# What the task requires:
Report every line from the material that contains the word "subtitle".

# Data lines:
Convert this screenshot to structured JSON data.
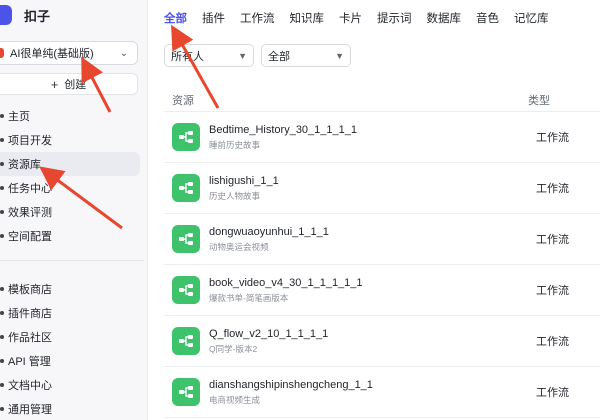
{
  "app": {
    "name": "扣子"
  },
  "sidebar": {
    "workspace": "AI很单纯(基础版)",
    "create_label": "创建",
    "nav_group_1": [
      {
        "label": "主页",
        "active": false
      },
      {
        "label": "项目开发",
        "active": false
      },
      {
        "label": "资源库",
        "active": true
      },
      {
        "label": "任务中心",
        "active": false
      },
      {
        "label": "效果评测",
        "active": false
      },
      {
        "label": "空间配置",
        "active": false
      }
    ],
    "nav_group_2": [
      {
        "label": "模板商店"
      },
      {
        "label": "插件商店"
      },
      {
        "label": "作品社区"
      },
      {
        "label": "API 管理"
      },
      {
        "label": "文档中心"
      },
      {
        "label": "通用管理"
      }
    ]
  },
  "main": {
    "tabs": [
      {
        "label": "全部",
        "active": true
      },
      {
        "label": "插件"
      },
      {
        "label": "工作流"
      },
      {
        "label": "知识库"
      },
      {
        "label": "卡片"
      },
      {
        "label": "提示词"
      },
      {
        "label": "数据库"
      },
      {
        "label": "音色"
      },
      {
        "label": "记忆库"
      }
    ],
    "filters": {
      "owner": "所有人",
      "type": "全部"
    },
    "table": {
      "col_resource": "资源",
      "col_type": "类型",
      "rows": [
        {
          "title": "Bedtime_History_30_1_1_1_1",
          "subtitle": "睡前历史故事",
          "type": "工作流"
        },
        {
          "title": "lishigushi_1_1",
          "subtitle": "历史人物故事",
          "type": "工作流"
        },
        {
          "title": "dongwuaoyunhui_1_1_1",
          "subtitle": "动物奥运会视频",
          "type": "工作流"
        },
        {
          "title": "book_video_v4_30_1_1_1_1_1",
          "subtitle": "爆款书单-简笔画版本",
          "type": "工作流"
        },
        {
          "title": "Q_flow_v2_10_1_1_1_1",
          "subtitle": "Q同学-版本2",
          "type": "工作流"
        },
        {
          "title": "dianshangshipinshengcheng_1_1",
          "subtitle": "电商视频生成",
          "type": "工作流"
        }
      ]
    }
  },
  "colors": {
    "accent": "#4d53e8",
    "workflow_icon": "#3ec26b",
    "annotation_arrow": "#e8472f"
  }
}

# Output below:
          "subtitle": "睡前历史故事",
          "subtitle": "历史人物故事",
          "subtitle": "动物奥运会视频",
          "subtitle": "爆款书单-简笔画版本",
          "subtitle": "Q同学-版本2",
          "subtitle": "电商视频生成",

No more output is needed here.